» WHAT YOU ARE ASKED TO DO
Write out each line exactly as given. Leave the pictures out of your copy.

|---|

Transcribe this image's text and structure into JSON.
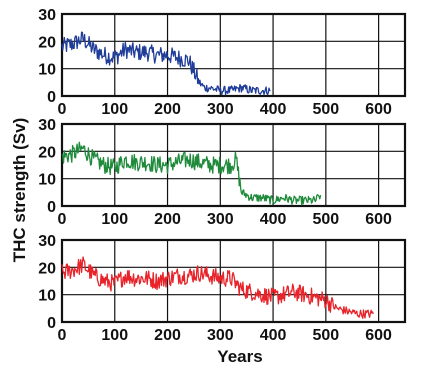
{
  "figure": {
    "ylabel": "THC strength (Sv)",
    "xlabel": "Years"
  },
  "chart_data": [
    {
      "type": "line",
      "xlim": [
        0,
        650
      ],
      "ylim": [
        0,
        30
      ],
      "x_ticks": [
        0,
        100,
        200,
        300,
        400,
        500,
        600
      ],
      "y_ticks": [
        0,
        10,
        20,
        30
      ],
      "grid": true,
      "color": "#1f3d99",
      "x": [
        0,
        20,
        40,
        60,
        80,
        100,
        120,
        140,
        160,
        180,
        200,
        220,
        240,
        250,
        260,
        270,
        280,
        300,
        320,
        340,
        360,
        380,
        395
      ],
      "y": [
        18,
        19,
        21,
        17,
        15,
        14,
        17,
        16,
        16,
        15,
        15,
        14,
        13,
        9,
        5,
        3,
        3,
        2,
        2,
        3,
        2,
        2,
        2
      ]
    },
    {
      "type": "line",
      "xlim": [
        0,
        650
      ],
      "ylim": [
        0,
        30
      ],
      "x_ticks": [
        0,
        100,
        200,
        300,
        400,
        500,
        600
      ],
      "y_ticks": [
        0,
        10,
        20,
        30
      ],
      "grid": true,
      "color": "#1e8a3a",
      "x": [
        0,
        20,
        40,
        60,
        80,
        100,
        120,
        140,
        160,
        180,
        200,
        220,
        240,
        260,
        280,
        300,
        320,
        330,
        340,
        360,
        380,
        400,
        420,
        440,
        460,
        480,
        490
      ],
      "y": [
        18,
        19,
        21,
        17,
        15,
        14,
        17,
        16,
        16,
        15,
        15,
        16,
        17,
        16,
        15,
        15,
        15,
        17,
        5,
        3,
        3,
        2,
        3,
        2,
        2,
        2,
        4
      ]
    },
    {
      "type": "line",
      "xlim": [
        0,
        650
      ],
      "ylim": [
        0,
        30
      ],
      "x_ticks": [
        0,
        100,
        200,
        300,
        400,
        500,
        600
      ],
      "y_ticks": [
        0,
        10,
        20,
        30
      ],
      "grid": true,
      "color": "#e8232a",
      "x": [
        0,
        20,
        40,
        60,
        80,
        100,
        120,
        140,
        160,
        180,
        200,
        220,
        240,
        260,
        280,
        300,
        320,
        340,
        360,
        380,
        400,
        420,
        440,
        460,
        480,
        500,
        520,
        540,
        560,
        580,
        590
      ],
      "y": [
        18,
        19,
        21,
        17,
        15,
        14,
        17,
        16,
        16,
        15,
        16,
        17,
        17,
        18,
        17,
        16,
        16,
        12,
        11,
        10,
        9,
        10,
        11,
        10,
        9,
        8,
        5,
        4,
        3,
        3,
        3
      ]
    }
  ]
}
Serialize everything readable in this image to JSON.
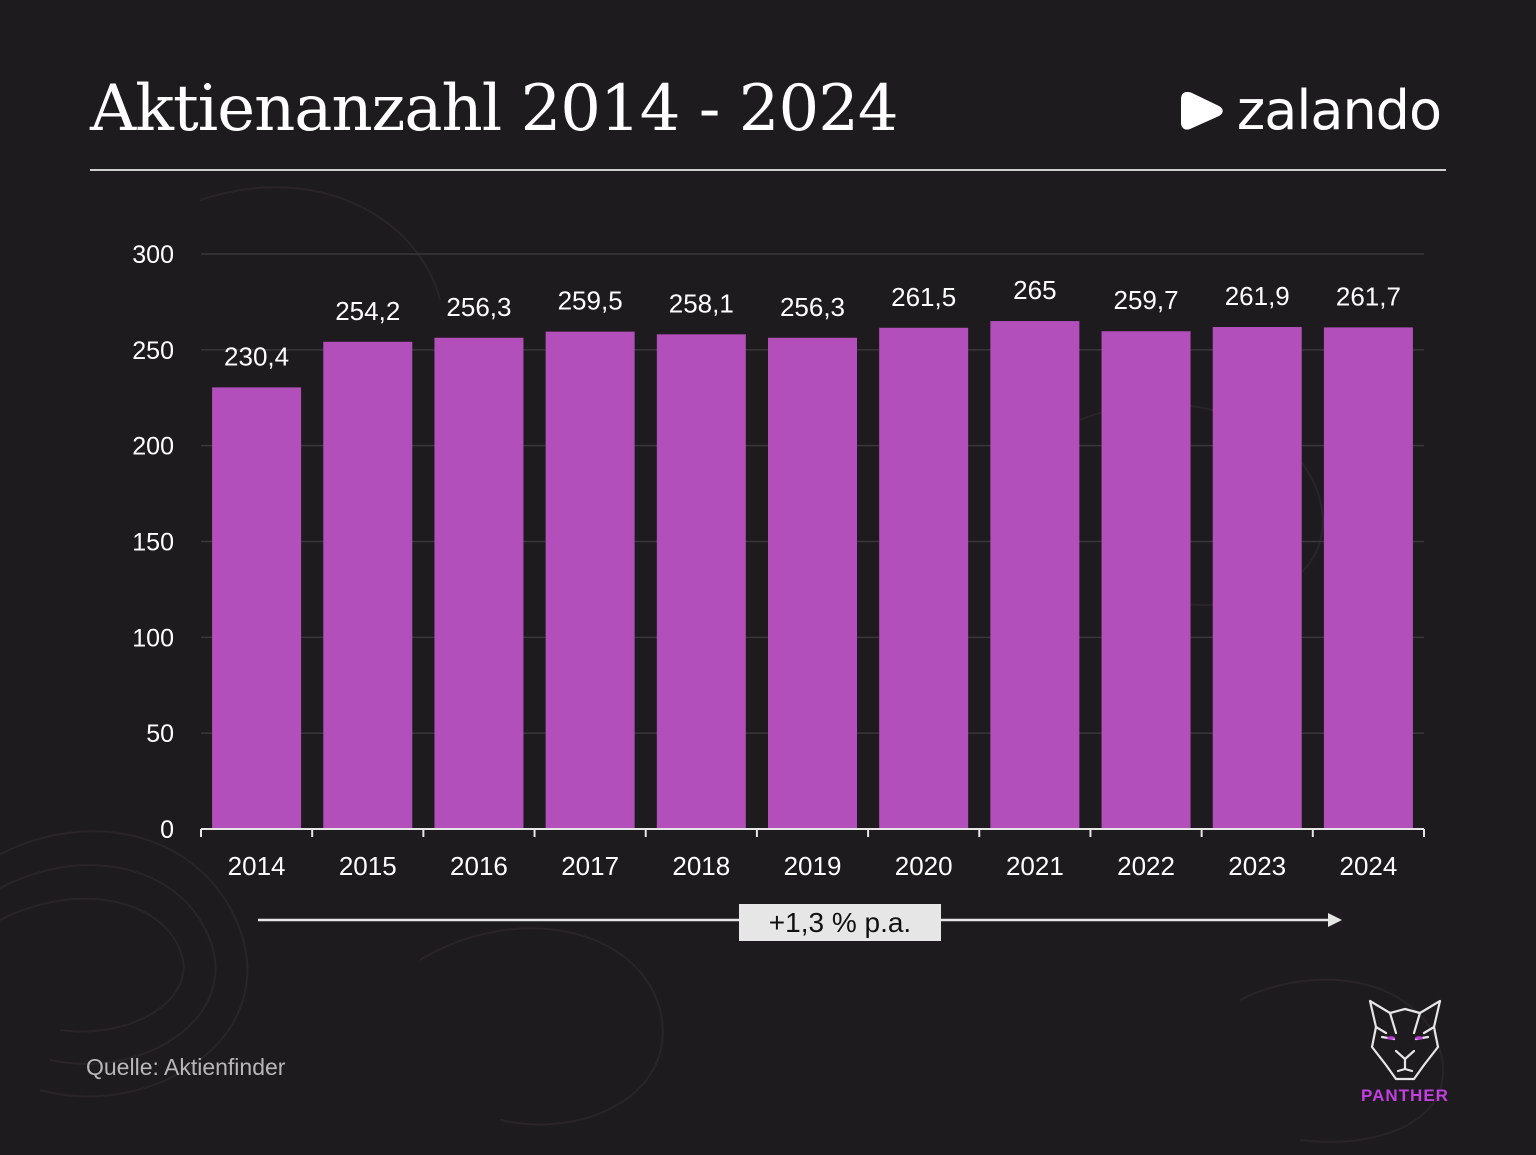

|---|

» SOLUTION TO THE PROBLEM
Transcribe this image's text and structure into JSON.
{
  "figure": {
    "ylabel": "THC strength (Sv)",
    "xlabel": "Years"
  },
  "chart_data": [
    {
      "type": "line",
      "xlim": [
        0,
        650
      ],
      "ylim": [
        0,
        30
      ],
      "x_ticks": [
        0,
        100,
        200,
        300,
        400,
        500,
        600
      ],
      "y_ticks": [
        0,
        10,
        20,
        30
      ],
      "grid": true,
      "color": "#1f3d99",
      "x": [
        0,
        20,
        40,
        60,
        80,
        100,
        120,
        140,
        160,
        180,
        200,
        220,
        240,
        250,
        260,
        270,
        280,
        300,
        320,
        340,
        360,
        380,
        395
      ],
      "y": [
        18,
        19,
        21,
        17,
        15,
        14,
        17,
        16,
        16,
        15,
        15,
        14,
        13,
        9,
        5,
        3,
        3,
        2,
        2,
        3,
        2,
        2,
        2
      ]
    },
    {
      "type": "line",
      "xlim": [
        0,
        650
      ],
      "ylim": [
        0,
        30
      ],
      "x_ticks": [
        0,
        100,
        200,
        300,
        400,
        500,
        600
      ],
      "y_ticks": [
        0,
        10,
        20,
        30
      ],
      "grid": true,
      "color": "#1e8a3a",
      "x": [
        0,
        20,
        40,
        60,
        80,
        100,
        120,
        140,
        160,
        180,
        200,
        220,
        240,
        260,
        280,
        300,
        320,
        330,
        340,
        360,
        380,
        400,
        420,
        440,
        460,
        480,
        490
      ],
      "y": [
        18,
        19,
        21,
        17,
        15,
        14,
        17,
        16,
        16,
        15,
        15,
        16,
        17,
        16,
        15,
        15,
        15,
        17,
        5,
        3,
        3,
        2,
        3,
        2,
        2,
        2,
        4
      ]
    },
    {
      "type": "line",
      "xlim": [
        0,
        650
      ],
      "ylim": [
        0,
        30
      ],
      "x_ticks": [
        0,
        100,
        200,
        300,
        400,
        500,
        600
      ],
      "y_ticks": [
        0,
        10,
        20,
        30
      ],
      "grid": true,
      "color": "#e8232a",
      "x": [
        0,
        20,
        40,
        60,
        80,
        100,
        120,
        140,
        160,
        180,
        200,
        220,
        240,
        260,
        280,
        300,
        320,
        340,
        360,
        380,
        400,
        420,
        440,
        460,
        480,
        500,
        520,
        540,
        560,
        580,
        590
      ],
      "y": [
        18,
        19,
        21,
        17,
        15,
        14,
        17,
        16,
        16,
        15,
        16,
        17,
        17,
        18,
        17,
        16,
        16,
        12,
        11,
        10,
        9,
        10,
        11,
        10,
        9,
        8,
        5,
        4,
        3,
        3,
        3
      ]
    }
  ]
}
Serialize everything readable in this image to JSON.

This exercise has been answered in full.